— start Excerpted data —
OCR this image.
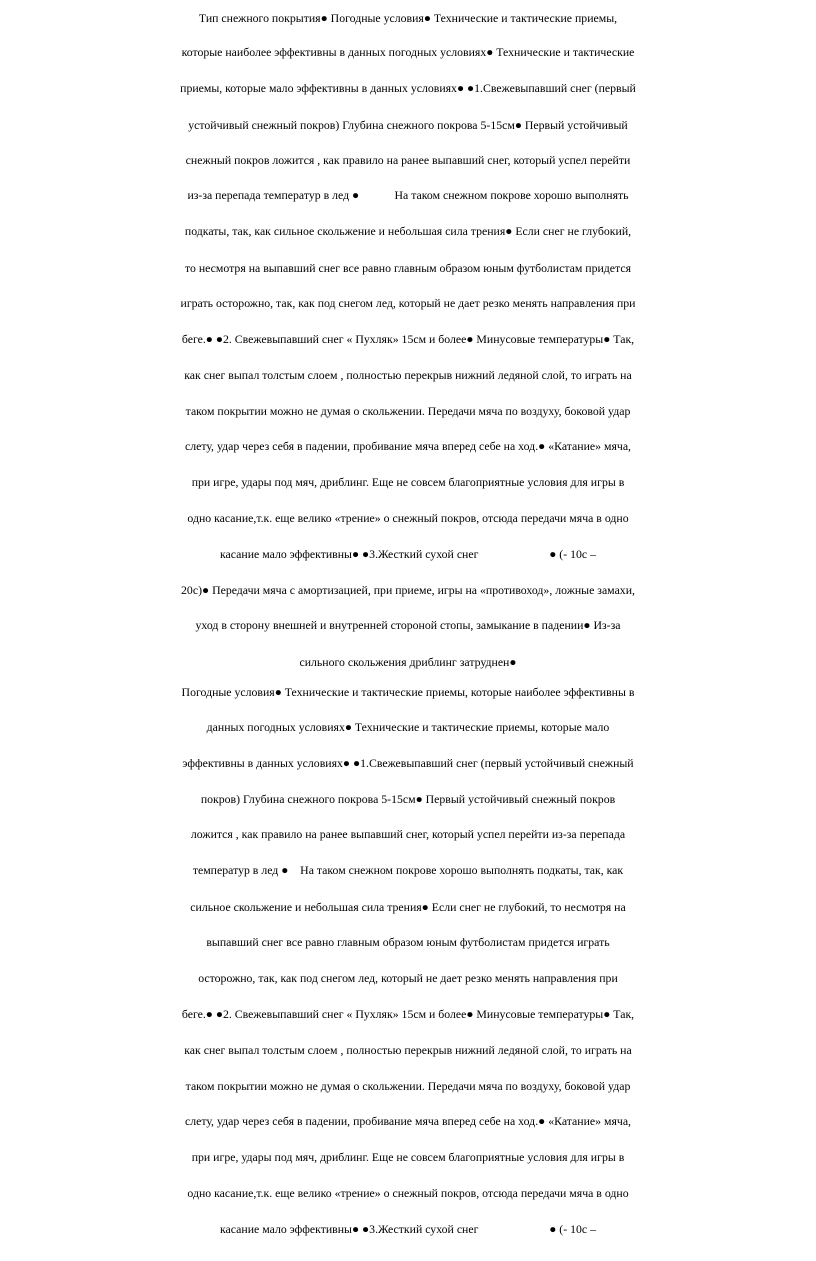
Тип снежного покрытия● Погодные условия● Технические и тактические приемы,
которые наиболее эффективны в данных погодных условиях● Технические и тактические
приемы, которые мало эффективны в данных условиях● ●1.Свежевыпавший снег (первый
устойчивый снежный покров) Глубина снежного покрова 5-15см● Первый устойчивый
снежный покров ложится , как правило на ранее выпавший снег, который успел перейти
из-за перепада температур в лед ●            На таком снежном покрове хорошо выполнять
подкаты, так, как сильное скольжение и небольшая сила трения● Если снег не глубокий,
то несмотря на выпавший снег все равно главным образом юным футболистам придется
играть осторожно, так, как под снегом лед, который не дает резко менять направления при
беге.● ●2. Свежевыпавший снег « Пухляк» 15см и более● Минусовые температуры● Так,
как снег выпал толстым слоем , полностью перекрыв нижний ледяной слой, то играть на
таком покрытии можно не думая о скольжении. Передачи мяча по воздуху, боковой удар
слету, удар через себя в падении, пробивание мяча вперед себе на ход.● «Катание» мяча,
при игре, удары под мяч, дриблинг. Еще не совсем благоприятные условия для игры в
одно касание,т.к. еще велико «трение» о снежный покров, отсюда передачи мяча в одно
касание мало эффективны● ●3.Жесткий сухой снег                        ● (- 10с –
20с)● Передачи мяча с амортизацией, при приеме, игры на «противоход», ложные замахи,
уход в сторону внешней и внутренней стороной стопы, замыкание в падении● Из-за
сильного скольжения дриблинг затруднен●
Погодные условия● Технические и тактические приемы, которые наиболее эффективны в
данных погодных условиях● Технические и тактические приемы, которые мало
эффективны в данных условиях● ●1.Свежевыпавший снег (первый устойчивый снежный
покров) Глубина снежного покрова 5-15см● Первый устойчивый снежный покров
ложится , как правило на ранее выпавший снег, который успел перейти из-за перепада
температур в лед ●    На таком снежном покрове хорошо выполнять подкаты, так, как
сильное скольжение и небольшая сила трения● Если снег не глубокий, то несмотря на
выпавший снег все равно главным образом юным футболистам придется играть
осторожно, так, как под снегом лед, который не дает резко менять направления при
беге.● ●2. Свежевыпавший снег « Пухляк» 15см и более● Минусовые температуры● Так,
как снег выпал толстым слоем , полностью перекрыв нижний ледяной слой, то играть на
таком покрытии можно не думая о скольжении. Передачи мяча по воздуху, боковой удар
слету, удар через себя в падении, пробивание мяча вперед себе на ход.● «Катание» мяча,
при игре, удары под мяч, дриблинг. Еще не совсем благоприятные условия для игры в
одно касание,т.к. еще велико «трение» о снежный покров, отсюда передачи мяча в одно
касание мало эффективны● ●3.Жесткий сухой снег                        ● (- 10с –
— end Excerpted data —
▶ _To do_
Work out the count of lines containing the word "Глубина", then write only that count.

▶ _Output for this task_
2